(Stored dataset items)
>>>>
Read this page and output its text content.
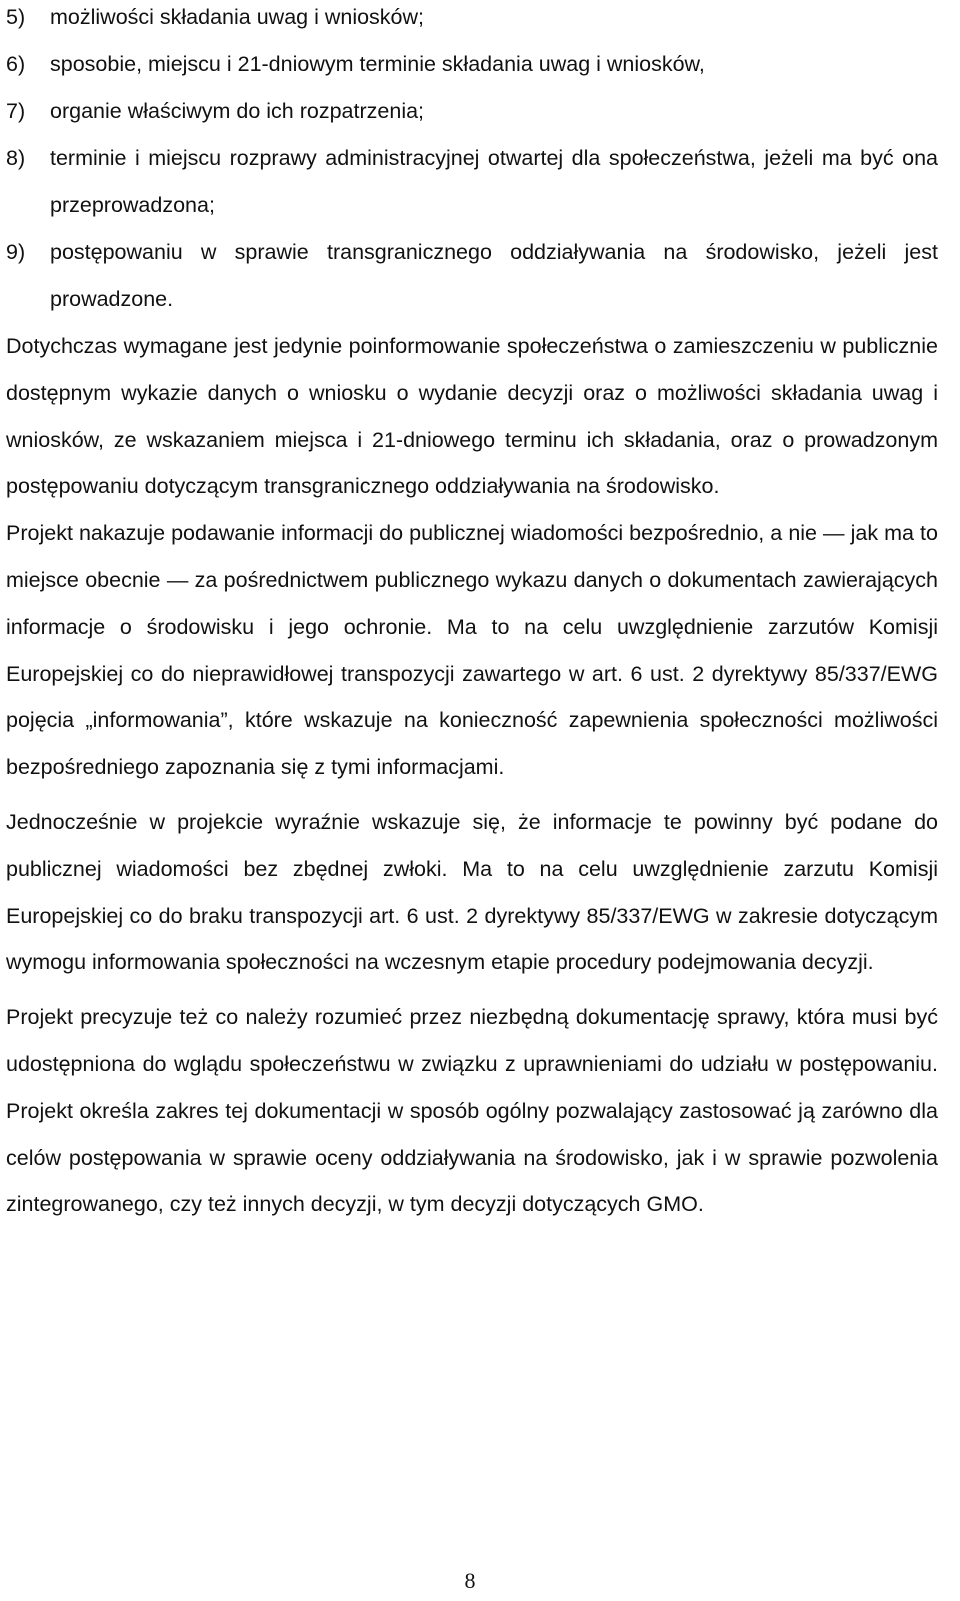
5) możliwości składania uwag i wniosków;
6) sposobie, miejscu i 21-dniowym terminie składania uwag i wniosków,
7) organie właściwym do ich rozpatrzenia;
8) terminie i miejscu rozprawy administracyjnej otwartej dla społeczeństwa, jeżeli ma być ona przeprowadzona;
9) postępowaniu w sprawie transgranicznego oddziaływania na środowisko, jeżeli jest prowadzone.

Dotychczas wymagane jest jedynie poinformowanie społeczeństwa o zamieszczeniu w publicznie dostępnym wykazie danych o wniosku o wydanie decyzji oraz o możliwości składania uwag i wniosków, ze wskazaniem miejsca i 21-dniowego terminu ich składania, oraz o prowadzonym postępowaniu dotyczącym transgranicznego oddziaływania na środowisko.

Projekt nakazuje podawanie informacji do publicznej wiadomości bezpośrednio, a nie — jak ma to miejsce obecnie — za pośrednictwem publicznego wykazu danych o dokumentach zawierających informacje o środowisku i jego ochronie. Ma to na celu uwzględnienie zarzutów Komisji Europejskiej co do nieprawidłowej transpozycji zawartego w art. 6 ust. 2 dyrektywy 85/337/EWG pojęcia „informowania”, które wskazuje na konieczność zapewnienia społeczności możliwości bezpośredniego zapoznania się z tymi informacjami.

Jednocześnie w projekcie wyraźnie wskazuje się, że informacje te powinny być podane do publicznej wiadomości bez zbędnej zwłoki. Ma to na celu uwzględnienie zarzutu Komisji Europejskiej co do braku transpozycji art. 6 ust. 2 dyrektywy 85/337/EWG w zakresie dotyczącym wymogu informowania społeczności na wczesnym etapie procedury podejmowania decyzji.

Projekt precyzuje też co należy rozumieć przez niezbędną dokumentację sprawy, która musi być udostępniona do wglądu społeczeństwu w związku z uprawnieniami do udziału w postępowaniu. Projekt określa zakres tej dokumentacji w sposób ogólny pozwalający zastosować ją zarówno dla celów postępowania w sprawie oceny oddziaływania na środowisko, jak i w sprawie pozwolenia zintegrowanego, czy też innych decyzji, w tym decyzji dotyczących GMO.

8
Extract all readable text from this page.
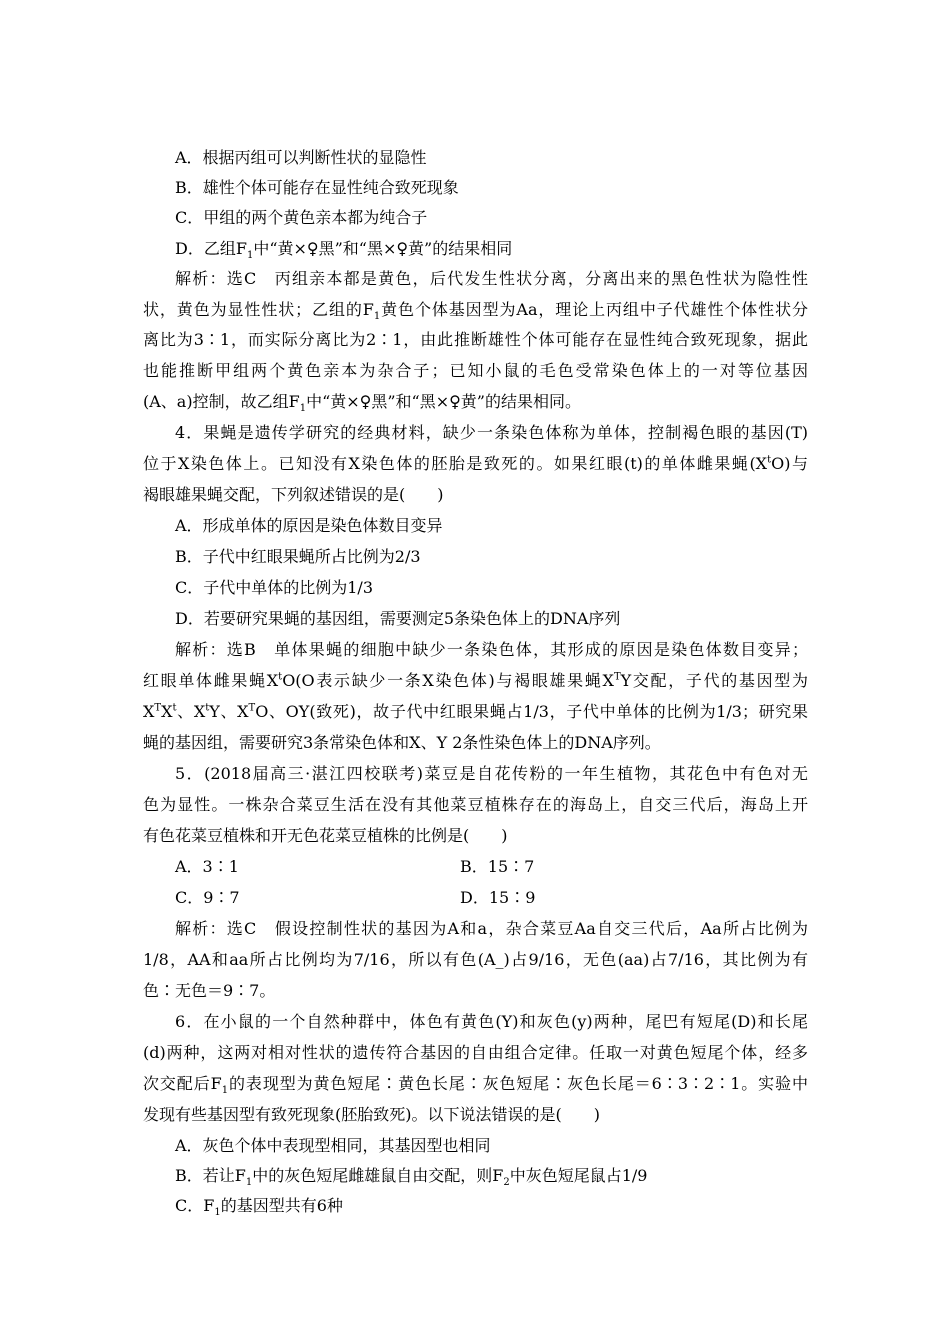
A．根据丙组可以判断性状的显隐性
B．雄性个体可能存在显性纯合致死现象
C．甲组的两个黄色亲本都为纯合子
D．乙组$F_1$中“黄×♀黑”和“黑×♀黄”的结果相同
解析：选C　丙组亲本都是黄色，后代发生性状分离，分离出来的黑色性状为隐性性
状，黄色为显性性状；乙组的$F_1$黄色个体基因型为Aa，理论上丙组中子代雄性个体性状分
离比为3∶1，而实际分离比为2∶1，由此推断雄性个体可能存在显性纯合致死现象，据此
也能推断甲组两个黄色亲本为杂合子；已知小鼠的毛色受常染色体上的一对等位基因
(A、a)控制，故乙组$F_1$中“黄×♀黑”和“黑×♀黄”的结果相同。
4．果蝇是遗传学研究的经典材料，缺少一条染色体称为单体，控制褐色眼的基因(T)
位于X染色体上。已知没有X染色体的胚胎是致死的。如果红眼(t)的单体雌果蝇$(X^tO)$与
褐眼雄果蝇交配，下列叙述错误的是(　　)
A．形成单体的原因是染色体数目变异
B．子代中红眼果蝇所占比例为2/3
C．子代中单体的比例为1/3
D．若要研究果蝇的基因组，需要测定5条染色体上的DNA序列
解析：选B　单体果蝇的细胞中缺少一条染色体，其形成的原因是染色体数目变异；
红眼单体雌果蝇$X^tO(O$表示缺少一条X染色体)与褐眼雄果蝇$X^TY$交配，子代的基因型为
$X^TX^t$、$X^tY$、$X^TO$、OY(致死)，故子代中红眼果蝇占1/3，子代中单体的比例为1/3；研究果
蝇的基因组，需要研究3条常染色体和X、Y 2条性染色体上的DNA序列。
5．(2018届高三·湛江四校联考)菜豆是自花传粉的一年生植物，其花色中有色对无
色为显性。一株杂合菜豆生活在没有其他菜豆植株存在的海岛上，自交三代后，海岛上开
有色花菜豆植株和开无色花菜豆植株的比例是(　　)
A．3∶1	B．15∶7
C．9∶7	D．15∶9
解析：选C　假设控制性状的基因为A和a，杂合菜豆Aa自交三代后，Aa所占比例为
1/8，AA和aa所占比例均为7/16，所以有色(A_)占9/16，无色(aa)占7/16，其比例为有
色∶无色＝9∶7。
6．在小鼠的一个自然种群中，体色有黄色(Y)和灰色(y)两种，尾巴有短尾(D)和长尾
(d)两种，这两对相对性状的遗传符合基因的自由组合定律。任取一对黄色短尾个体，经多
次交配后$F_1$的表现型为黄色短尾∶黄色长尾∶灰色短尾∶灰色长尾＝6∶3∶2∶1。实验中
发现有些基因型有致死现象(胚胎致死)。以下说法错误的是(　　)
A．灰色个体中表现型相同，其基因型也相同
B．若让$F_1$中的灰色短尾雌雄鼠自由交配，则$F_2$中灰色短尾鼠占1/9
C．$F_1$的基因型共有6种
<<<<
**TASK INSTRUCTIONS**: From the records above, copy every line that holds the word "informacje".

**COMPLETE RESPONSE**:
Projekt nakazuje podawanie informacji do publicznej wiadomości bezpośrednio, a nie — jak ma to miejsce obecnie — za pośrednictwem publicznego wykazu danych o dokumentach zawierających informacje o środowisku i jego ochronie. Ma to na celu uwzględnienie zarzutów Komisji Europejskiej co do nieprawidłowej transpozycji zawartego w art. 6 ust. 2 dyrektywy 85/337/EWG pojęcia „informowania”, które wskazuje na konieczność zapewnienia społeczności możliwości bezpośredniego zapoznania się z tymi informacjami.
Jednocześnie w projekcie wyraźnie wskazuje się, że informacje te powinny być podane do publicznej wiadomości bez zbędnej zwłoki. Ma to na celu uwzględnienie zarzutu Komisji Europejskiej co do braku transpozycji art. 6 ust. 2 dyrektywy 85/337/EWG w zakresie dotyczącym wymogu informowania społeczności na wczesnym etapie procedury podejmowania decyzji.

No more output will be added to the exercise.